§ TUJUAN
a. Menurut teks tentang jilbab dan helm, mengapa penulis memilih tidak memakai helm saat mengajak istrinya keluar membeli sesuatu?
b. Sambung teks tentang jilbab dan helm mulai dari kalimat terakhirnya.

§ TEKS HALAMAN

Mencoba mencari jawaban ke berbagai orang yang memiliki wawasan lebih baik. Berbagai jawaban saya temukan yang intinya selalu “perintah Alloh itu mutlak (berjilbab) karena pasti baik”. Ada satu jawaban cukup menarik, “jilbab dapat melindungi dari kejahatan”. Lalu saya berpikir bagaimana kalau kalau wanita berjilbabnya itu “centil”? ya jelas tidak bisa menjamin. Ada juga yang menjawab “lihat dulu jilbabnya, syar’i atau cuma jilbab-jilbaban”. Saya tidak pernah puas dengan jawaban yang saya dapat.
Saya mengimani bahwa jilbab itu harus tapi saya belum dapat mantab karena saya juga menganggap pandangan-pandangan di atas itu rasional. Bahkan saya malah membuat kegaduhan lain, buat apa berjilbab kalo akhlaknya rusak, mencemari nama Islam saja...!
Suatu ketika saya mengajak istri kluar beli sesuatu. Saat istri saya bertanya mau pakai helm atau tidak, saya menjawab tidak karena lokasi dekat. Sampai di traffic light dan istri saya protes “katanya dekat” (saya tidak bohong lho...dekat jauh kan relatif... :p). Mulai dari sinilah saya menemukan jawaban mantab masalah jilbab. Istri saya melanjutkan protesnya dengan manyun, “lain kali pokoke pakai helm”. Putar otak mencari jawaban pas, eh tiba-tiba saya melihat ada orang nyelonong padahal lampu merah dan ternyata dia pakai helm. Langsung tema itu saya angkat “tu pakai helm tapi tidak taat lalu lintas, mending aku gak pake helm tapi taat lalu lintas”.
Sekilas terdiam dan merasa ada suatu kasus yang dapat menjawab pertanyaan-pertanyaan saya. Menurut saya analogi ini dapat memberikan penjelasan yang lebih ringan dan dapat dipahami oleh semua. Jelas saja karena hampir semua masyarakat kita berhubungan dengan lalu lintas. Sedangkan jika dijelaskan dengan dalil, tidak semua masyarakat bisa memahami karena tidak semua familiar dengan alur pikir ke atas. Saya akan mulai menunjukan pecahnya kebingungan saya.

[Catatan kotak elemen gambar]
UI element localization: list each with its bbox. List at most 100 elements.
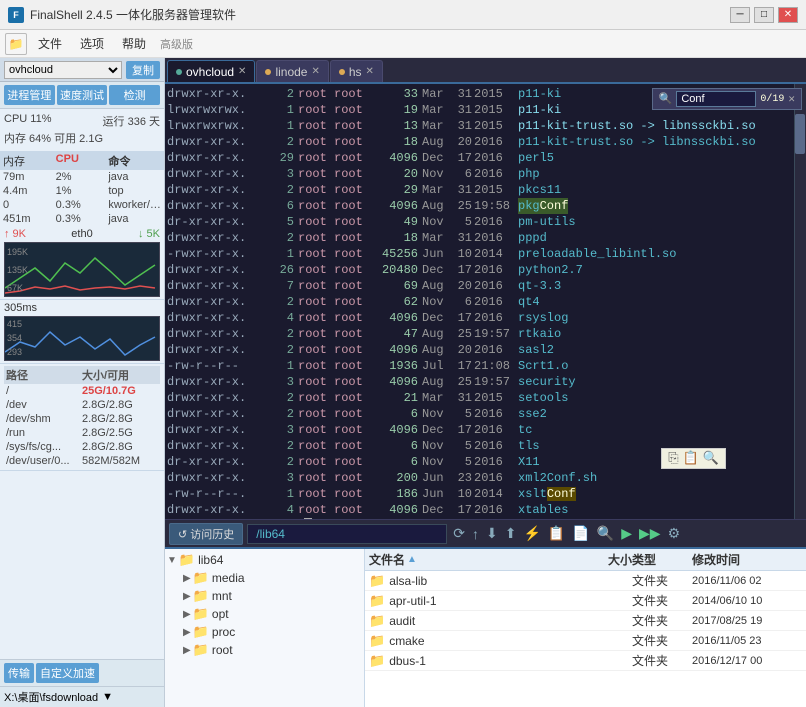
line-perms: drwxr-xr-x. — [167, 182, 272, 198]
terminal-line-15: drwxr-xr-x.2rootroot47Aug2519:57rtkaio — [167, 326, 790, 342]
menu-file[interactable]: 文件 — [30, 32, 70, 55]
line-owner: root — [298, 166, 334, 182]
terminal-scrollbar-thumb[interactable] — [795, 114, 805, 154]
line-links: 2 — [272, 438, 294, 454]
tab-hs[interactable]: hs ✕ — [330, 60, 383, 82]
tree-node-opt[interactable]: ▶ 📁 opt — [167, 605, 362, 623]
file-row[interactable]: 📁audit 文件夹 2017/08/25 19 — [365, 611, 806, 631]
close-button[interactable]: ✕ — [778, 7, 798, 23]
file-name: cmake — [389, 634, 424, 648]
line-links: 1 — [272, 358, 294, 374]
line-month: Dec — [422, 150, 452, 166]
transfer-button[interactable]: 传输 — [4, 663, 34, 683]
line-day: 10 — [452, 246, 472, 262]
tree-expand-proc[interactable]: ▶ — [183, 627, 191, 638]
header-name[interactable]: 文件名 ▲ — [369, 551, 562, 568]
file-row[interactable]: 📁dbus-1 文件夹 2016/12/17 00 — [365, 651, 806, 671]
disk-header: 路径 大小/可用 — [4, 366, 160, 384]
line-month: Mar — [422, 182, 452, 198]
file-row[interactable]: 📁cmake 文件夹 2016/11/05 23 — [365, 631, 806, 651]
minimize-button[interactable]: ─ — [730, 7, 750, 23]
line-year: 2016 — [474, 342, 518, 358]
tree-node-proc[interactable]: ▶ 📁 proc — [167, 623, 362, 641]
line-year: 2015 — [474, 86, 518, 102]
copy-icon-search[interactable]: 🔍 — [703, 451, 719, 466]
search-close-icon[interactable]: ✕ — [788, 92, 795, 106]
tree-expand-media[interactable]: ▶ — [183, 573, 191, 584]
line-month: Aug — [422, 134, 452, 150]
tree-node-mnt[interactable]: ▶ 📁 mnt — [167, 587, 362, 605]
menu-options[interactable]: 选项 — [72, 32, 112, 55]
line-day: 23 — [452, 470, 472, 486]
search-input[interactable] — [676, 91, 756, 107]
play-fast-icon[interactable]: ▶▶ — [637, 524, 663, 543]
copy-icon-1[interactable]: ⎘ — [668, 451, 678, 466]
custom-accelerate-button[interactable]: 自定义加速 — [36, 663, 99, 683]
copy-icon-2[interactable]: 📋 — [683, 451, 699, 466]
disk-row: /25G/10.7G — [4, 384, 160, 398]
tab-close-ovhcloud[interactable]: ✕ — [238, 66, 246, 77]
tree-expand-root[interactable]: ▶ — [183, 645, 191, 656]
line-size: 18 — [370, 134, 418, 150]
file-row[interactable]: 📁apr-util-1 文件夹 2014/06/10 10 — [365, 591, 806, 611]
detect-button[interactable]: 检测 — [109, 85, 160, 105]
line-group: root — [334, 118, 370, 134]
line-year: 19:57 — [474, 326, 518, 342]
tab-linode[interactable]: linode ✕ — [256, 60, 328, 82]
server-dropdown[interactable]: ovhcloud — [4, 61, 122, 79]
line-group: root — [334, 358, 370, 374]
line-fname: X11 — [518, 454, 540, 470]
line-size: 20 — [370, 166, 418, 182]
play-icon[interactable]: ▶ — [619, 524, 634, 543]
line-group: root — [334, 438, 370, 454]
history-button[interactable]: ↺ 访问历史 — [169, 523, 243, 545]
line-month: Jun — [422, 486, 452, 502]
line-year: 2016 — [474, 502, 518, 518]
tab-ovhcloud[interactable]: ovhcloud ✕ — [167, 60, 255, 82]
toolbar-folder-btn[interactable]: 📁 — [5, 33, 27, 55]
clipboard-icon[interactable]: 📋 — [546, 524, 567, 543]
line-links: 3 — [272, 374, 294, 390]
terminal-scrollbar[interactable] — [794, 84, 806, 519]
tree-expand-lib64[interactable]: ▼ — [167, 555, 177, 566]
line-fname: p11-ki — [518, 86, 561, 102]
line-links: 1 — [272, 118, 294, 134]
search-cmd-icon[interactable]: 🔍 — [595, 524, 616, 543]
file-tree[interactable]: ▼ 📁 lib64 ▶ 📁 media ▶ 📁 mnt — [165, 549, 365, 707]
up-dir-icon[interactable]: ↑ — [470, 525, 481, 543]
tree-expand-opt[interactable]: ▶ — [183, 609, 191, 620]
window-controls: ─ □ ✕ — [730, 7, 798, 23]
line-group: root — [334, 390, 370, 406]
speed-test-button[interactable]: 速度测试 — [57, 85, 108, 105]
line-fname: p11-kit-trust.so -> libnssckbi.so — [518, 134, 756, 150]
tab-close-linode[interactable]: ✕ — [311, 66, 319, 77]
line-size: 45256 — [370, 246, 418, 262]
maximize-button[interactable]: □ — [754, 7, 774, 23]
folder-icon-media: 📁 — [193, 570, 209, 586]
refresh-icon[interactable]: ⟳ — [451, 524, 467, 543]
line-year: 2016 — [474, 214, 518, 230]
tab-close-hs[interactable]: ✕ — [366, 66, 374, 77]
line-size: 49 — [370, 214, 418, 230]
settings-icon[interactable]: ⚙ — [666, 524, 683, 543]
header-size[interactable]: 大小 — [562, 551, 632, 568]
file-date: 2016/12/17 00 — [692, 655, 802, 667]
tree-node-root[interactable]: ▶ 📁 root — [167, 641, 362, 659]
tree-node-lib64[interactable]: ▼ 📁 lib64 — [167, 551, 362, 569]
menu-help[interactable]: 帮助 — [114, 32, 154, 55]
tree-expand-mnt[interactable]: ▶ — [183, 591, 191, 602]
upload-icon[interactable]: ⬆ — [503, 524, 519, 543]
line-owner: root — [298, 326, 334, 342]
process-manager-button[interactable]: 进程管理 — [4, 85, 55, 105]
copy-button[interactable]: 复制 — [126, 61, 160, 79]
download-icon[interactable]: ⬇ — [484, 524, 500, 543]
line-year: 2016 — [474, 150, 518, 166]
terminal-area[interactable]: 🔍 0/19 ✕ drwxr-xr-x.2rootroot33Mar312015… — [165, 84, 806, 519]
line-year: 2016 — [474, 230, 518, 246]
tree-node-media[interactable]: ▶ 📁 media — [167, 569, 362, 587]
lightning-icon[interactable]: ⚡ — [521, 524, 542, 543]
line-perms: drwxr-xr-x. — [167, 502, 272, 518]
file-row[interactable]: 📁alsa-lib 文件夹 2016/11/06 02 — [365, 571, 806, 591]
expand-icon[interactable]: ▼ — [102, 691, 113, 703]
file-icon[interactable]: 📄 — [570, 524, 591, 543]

§ JAWABAN PER TUGAS
a. Karena lokasinya dekat.

b.
Saya akan mulai menjabarkan temua saya. Terlebih dahulu saya akan membedakan wanita menjadi dua, yaitu berjilbab dan tidak. Walaupun pada dasarnya jilbab juga dapat dibedakan menjadi berbagai macam, misal jilbab syar’i dan jilbab-jilbaban. Namun saya tidak cukup berani arogan untuk menilai jilbab. Sekali lagi saya tekankan hanya ada dua, yaitu berjilbab dan tidak. Mari kita mulai beranalogi. Apakah dapat dibenarkan seseorang berkendara tidak memakai helm (tidak  berjilbab) sedangkan dia taat lalu-lintas? Apakah dapat dibenarkan seseorang yang memakai helm (berjilbab) tapi tidak taat lalu-lintas? Jelas keduanya tidak dibenarkan, dengan alasan apapun. Satu titik telah ditemukan bahwa berjilbab saja tidak cukup, harus berakhlak baik pula dan begitu pula sebaliknya.
Masuk lebih mendalam mengenai wacana yang sering diangkat ke permukaan “pentingmana memakai jilbab atau menjilbabi hati?”. Saya menangkap ini sebagai pertanyaan provokatif yang mencoba membuat keruh. Jawaban saya jelas semuanya penting, tidak ada yang lebih dipentingkan dan tidak ada yang kurang penting. Jadi premis bahwa lebih baik menjilbabi hati dulu telah gugur di otak saya. Tidak dapat dibandingkan keduanya karena memang keduanya harus berjalan berdampingan. (intermezo, pentingmana pakai sepatu yang kiri atau kanan?...hehehe)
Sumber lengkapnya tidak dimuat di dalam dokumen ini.